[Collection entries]
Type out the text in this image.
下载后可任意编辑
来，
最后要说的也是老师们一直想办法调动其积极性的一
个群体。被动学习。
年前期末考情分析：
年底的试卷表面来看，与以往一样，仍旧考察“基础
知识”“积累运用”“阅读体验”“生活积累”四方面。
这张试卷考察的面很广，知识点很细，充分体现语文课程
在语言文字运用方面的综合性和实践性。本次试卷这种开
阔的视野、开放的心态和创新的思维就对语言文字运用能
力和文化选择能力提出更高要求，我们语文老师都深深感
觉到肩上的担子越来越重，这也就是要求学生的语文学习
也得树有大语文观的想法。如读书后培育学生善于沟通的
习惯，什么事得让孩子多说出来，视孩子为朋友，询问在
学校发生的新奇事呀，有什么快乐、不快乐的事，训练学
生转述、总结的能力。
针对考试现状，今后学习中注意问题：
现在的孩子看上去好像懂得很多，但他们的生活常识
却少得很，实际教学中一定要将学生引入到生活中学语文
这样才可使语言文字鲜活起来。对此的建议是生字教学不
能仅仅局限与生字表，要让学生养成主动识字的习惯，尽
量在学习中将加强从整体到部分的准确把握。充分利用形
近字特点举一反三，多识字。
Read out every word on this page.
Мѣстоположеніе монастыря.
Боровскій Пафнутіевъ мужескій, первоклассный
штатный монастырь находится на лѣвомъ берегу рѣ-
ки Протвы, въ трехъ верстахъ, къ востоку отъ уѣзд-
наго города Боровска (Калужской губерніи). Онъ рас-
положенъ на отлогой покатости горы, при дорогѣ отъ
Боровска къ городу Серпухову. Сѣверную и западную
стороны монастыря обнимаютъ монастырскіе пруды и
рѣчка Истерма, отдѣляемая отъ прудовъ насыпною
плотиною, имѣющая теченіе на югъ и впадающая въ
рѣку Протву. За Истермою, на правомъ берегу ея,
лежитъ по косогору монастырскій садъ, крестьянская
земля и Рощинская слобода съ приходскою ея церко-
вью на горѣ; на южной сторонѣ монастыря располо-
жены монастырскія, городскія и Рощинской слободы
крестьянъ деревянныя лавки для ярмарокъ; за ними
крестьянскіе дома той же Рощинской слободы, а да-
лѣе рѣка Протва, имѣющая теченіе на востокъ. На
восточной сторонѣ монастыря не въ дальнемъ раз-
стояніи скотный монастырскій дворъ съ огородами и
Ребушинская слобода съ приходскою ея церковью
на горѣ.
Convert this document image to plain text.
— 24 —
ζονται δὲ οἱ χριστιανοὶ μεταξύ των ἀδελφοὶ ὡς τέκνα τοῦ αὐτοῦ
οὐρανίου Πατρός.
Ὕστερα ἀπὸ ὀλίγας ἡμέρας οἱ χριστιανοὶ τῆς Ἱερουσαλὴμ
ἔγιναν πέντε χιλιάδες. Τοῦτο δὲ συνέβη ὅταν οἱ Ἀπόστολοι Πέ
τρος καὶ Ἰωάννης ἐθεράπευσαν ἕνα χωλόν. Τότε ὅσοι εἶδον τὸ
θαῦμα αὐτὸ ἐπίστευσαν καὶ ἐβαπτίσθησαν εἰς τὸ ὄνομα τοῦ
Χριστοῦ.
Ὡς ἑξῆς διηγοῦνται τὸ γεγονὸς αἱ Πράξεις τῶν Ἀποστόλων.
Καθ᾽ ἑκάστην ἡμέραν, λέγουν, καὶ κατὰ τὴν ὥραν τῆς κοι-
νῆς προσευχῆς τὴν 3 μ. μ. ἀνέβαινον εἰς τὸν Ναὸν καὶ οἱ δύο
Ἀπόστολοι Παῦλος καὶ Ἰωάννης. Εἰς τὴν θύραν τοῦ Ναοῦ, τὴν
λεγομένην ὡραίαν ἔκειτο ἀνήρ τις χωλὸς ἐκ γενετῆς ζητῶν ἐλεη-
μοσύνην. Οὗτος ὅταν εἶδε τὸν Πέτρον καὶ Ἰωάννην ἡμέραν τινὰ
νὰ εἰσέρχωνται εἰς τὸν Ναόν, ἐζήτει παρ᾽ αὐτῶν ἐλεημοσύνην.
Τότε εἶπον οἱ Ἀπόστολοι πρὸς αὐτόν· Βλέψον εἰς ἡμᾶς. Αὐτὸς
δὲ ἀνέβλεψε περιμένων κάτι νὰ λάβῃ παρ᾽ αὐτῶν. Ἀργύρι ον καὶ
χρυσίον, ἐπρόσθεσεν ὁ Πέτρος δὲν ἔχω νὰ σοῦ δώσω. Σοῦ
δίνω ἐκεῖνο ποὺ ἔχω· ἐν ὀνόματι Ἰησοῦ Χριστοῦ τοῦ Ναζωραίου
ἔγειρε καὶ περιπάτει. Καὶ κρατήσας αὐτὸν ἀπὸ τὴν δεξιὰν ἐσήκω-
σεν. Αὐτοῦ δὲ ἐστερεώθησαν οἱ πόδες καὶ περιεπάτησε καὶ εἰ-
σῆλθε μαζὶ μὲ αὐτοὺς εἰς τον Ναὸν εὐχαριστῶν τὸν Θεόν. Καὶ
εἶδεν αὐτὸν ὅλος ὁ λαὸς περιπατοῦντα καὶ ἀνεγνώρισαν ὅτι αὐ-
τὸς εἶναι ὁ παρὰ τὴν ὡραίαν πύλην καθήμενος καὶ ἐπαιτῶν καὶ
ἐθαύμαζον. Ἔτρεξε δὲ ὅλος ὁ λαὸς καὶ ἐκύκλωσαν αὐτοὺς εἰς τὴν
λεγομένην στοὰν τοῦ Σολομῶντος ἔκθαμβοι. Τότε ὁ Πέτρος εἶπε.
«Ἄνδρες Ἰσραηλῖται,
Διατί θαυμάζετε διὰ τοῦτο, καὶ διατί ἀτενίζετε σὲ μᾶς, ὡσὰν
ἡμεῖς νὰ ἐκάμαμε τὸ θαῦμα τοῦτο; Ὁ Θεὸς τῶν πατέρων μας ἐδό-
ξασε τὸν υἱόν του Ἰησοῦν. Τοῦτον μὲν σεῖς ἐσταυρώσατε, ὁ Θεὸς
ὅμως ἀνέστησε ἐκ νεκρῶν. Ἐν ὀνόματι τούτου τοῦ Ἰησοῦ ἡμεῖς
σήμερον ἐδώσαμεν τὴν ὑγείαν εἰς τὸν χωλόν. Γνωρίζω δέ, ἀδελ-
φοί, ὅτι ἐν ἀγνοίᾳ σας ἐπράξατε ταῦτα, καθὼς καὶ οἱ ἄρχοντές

**STATED PROBLEM**. Give back the whole listing exactly as it reads.

**THE OUTPUT**.
Type out the text in this image.
下载后可任意编辑
来，
最后要说的也是老师们一直想办法调动其积极性的一
个群体。被动学习。
年前期末考情分析：
年底的试卷表面来看，与以往一样，仍旧考察“基础
知识”“积累运用”“阅读体验”“生活积累”四方面。
这张试卷考察的面很广，知识点很细，充分体现语文课程
在语言文字运用方面的综合性和实践性。本次试卷这种开
阔的视野、开放的心态和创新的思维就对语言文字运用能
力和文化选择能力提出更高要求，我们语文老师都深深感
觉到肩上的担子越来越重，这也就是要求学生的语文学习
也得树有大语文观的想法。如读书后培育学生善于沟通的
习惯，什么事得让孩子多说出来，视孩子为朋友，询问在
学校发生的新奇事呀，有什么快乐、不快乐的事，训练学
生转述、总结的能力。
针对考试现状，今后学习中注意问题：
现在的孩子看上去好像懂得很多，但他们的生活常识
却少得很，实际教学中一定要将学生引入到生活中学语文
这样才可使语言文字鲜活起来。对此的建议是生字教学不
能仅仅局限与生字表，要让学生养成主动识字的习惯，尽
量在学习中将加强从整体到部分的准确把握。充分利用形
近字特点举一反三，多识字。
Read out every word on this page.
Мѣстоположеніе монастыря.
Боровскій Пафнутіевъ мужескій, первоклассный
штатный монастырь находится на лѣвомъ берегу рѣ-
ки Протвы, въ трехъ верстахъ, къ востоку отъ уѣзд-
наго города Боровска (Калужской губерніи). Онъ рас-
положенъ на отлогой покатости горы, при дорогѣ отъ
Боровска къ городу Серпухову. Сѣверную и западную
стороны монастыря обнимаютъ монастырскіе пруды и
рѣчка Истерма, отдѣляемая отъ прудовъ насыпною
плотиною, имѣющая теченіе на югъ и впадающая въ
рѣку Протву. За Истермою, на правомъ берегу ея,
лежитъ по косогору монастырскій садъ, крестьянская
земля и Рощинская слобода съ приходскою ея церко-
вью на горѣ; на южной сторонѣ монастыря располо-
жены монастырскія, городскія и Рощинской слободы
крестьянъ деревянныя лавки для ярмарокъ; за ними
крестьянскіе дома той же Рощинской слободы, а да-
лѣе рѣка Протва, имѣющая теченіе на востокъ. На
восточной сторонѣ монастыря не въ дальнемъ раз-
стояніи скотный монастырскій дворъ съ огородами и
Ребушинская слобода съ приходскою ея церковью
на горѣ.
Convert this document image to plain text.
— 24 —
ζονται δὲ οἱ χριστιανοὶ μεταξύ των ἀδελφοὶ ὡς τέκνα τοῦ αὐτοῦ
οὐρανίου Πατρός.
Ὕστερα ἀπὸ ὀλίγας ἡμέρας οἱ χριστιανοὶ τῆς Ἱερουσαλὴμ
ἔγιναν πέντε χιλιάδες. Τοῦτο δὲ συνέβη ὅταν οἱ Ἀπόστολοι Πέ
τρος καὶ Ἰωάννης ἐθεράπευσαν ἕνα χωλόν. Τότε ὅσοι εἶδον τὸ
θαῦμα αὐτὸ ἐπίστευσαν καὶ ἐβαπτίσθησαν εἰς τὸ ὄνομα τοῦ
Χριστοῦ.
Ὡς ἑξῆς διηγοῦνται τὸ γεγονὸς αἱ Πράξεις τῶν Ἀποστόλων.
Καθ᾽ ἑκάστην ἡμέραν, λέγουν, καὶ κατὰ τὴν ὥραν τῆς κοι-
νῆς προσευχῆς τὴν 3 μ. μ. ἀνέβαινον εἰς τὸν Ναὸν καὶ οἱ δύο
Ἀπόστολοι Παῦλος καὶ Ἰωάννης. Εἰς τὴν θύραν τοῦ Ναοῦ, τὴν
λεγομένην ὡραίαν ἔκειτο ἀνήρ τις χωλὸς ἐκ γενετῆς ζητῶν ἐλεη-
μοσύνην. Οὗτος ὅταν εἶδε τὸν Πέτρον καὶ Ἰωάννην ἡμέραν τινὰ
νὰ εἰσέρχωνται εἰς τὸν Ναόν, ἐζήτει παρ᾽ αὐτῶν ἐλεημοσύνην.
Τότε εἶπον οἱ Ἀπόστολοι πρὸς αὐτόν· Βλέψον εἰς ἡμᾶς. Αὐτὸς
δὲ ἀνέβλεψε περιμένων κάτι νὰ λάβῃ παρ᾽ αὐτῶν. Ἀργύρι ον καὶ
χρυσίον, ἐπρόσθεσεν ὁ Πέτρος δὲν ἔχω νὰ σοῦ δώσω. Σοῦ
δίνω ἐκεῖνο ποὺ ἔχω· ἐν ὀνόματι Ἰησοῦ Χριστοῦ τοῦ Ναζωραίου
ἔγειρε καὶ περιπάτει. Καὶ κρατήσας αὐτὸν ἀπὸ τὴν δεξιὰν ἐσήκω-
σεν. Αὐτοῦ δὲ ἐστερεώθησαν οἱ πόδες καὶ περιεπάτησε καὶ εἰ-
σῆλθε μαζὶ μὲ αὐτοὺς εἰς τον Ναὸν εὐχαριστῶν τὸν Θεόν. Καὶ
εἶδεν αὐτὸν ὅλος ὁ λαὸς περιπατοῦντα καὶ ἀνεγνώρισαν ὅτι αὐ-
τὸς εἶναι ὁ παρὰ τὴν ὡραίαν πύλην καθήμενος καὶ ἐπαιτῶν καὶ
ἐθαύμαζον. Ἔτρεξε δὲ ὅλος ὁ λαὸς καὶ ἐκύκλωσαν αὐτοὺς εἰς τὴν
λεγομένην στοὰν τοῦ Σολομῶντος ἔκθαμβοι. Τότε ὁ Πέτρος εἶπε.
«Ἄνδρες Ἰσραηλῖται,
Διατί θαυμάζετε διὰ τοῦτο, καὶ διατί ἀτενίζετε σὲ μᾶς, ὡσὰν
ἡμεῖς νὰ ἐκάμαμε τὸ θαῦμα τοῦτο; Ὁ Θεὸς τῶν πατέρων μας ἐδό-
ξασε τὸν υἱόν του Ἰησοῦν. Τοῦτον μὲν σεῖς ἐσταυρώσατε, ὁ Θεὸς
ὅμως ἀνέστησε ἐκ νεκρῶν. Ἐν ὀνόματι τούτου τοῦ Ἰησοῦ ἡμεῖς
σήμερον ἐδώσαμεν τὴν ὑγείαν εἰς τὸν χωλόν. Γνωρίζω δέ, ἀδελ-
φοί, ὅτι ἐν ἀγνοίᾳ σας ἐπράξατε ταῦτα, καθὼς καὶ οἱ ἄρχοντές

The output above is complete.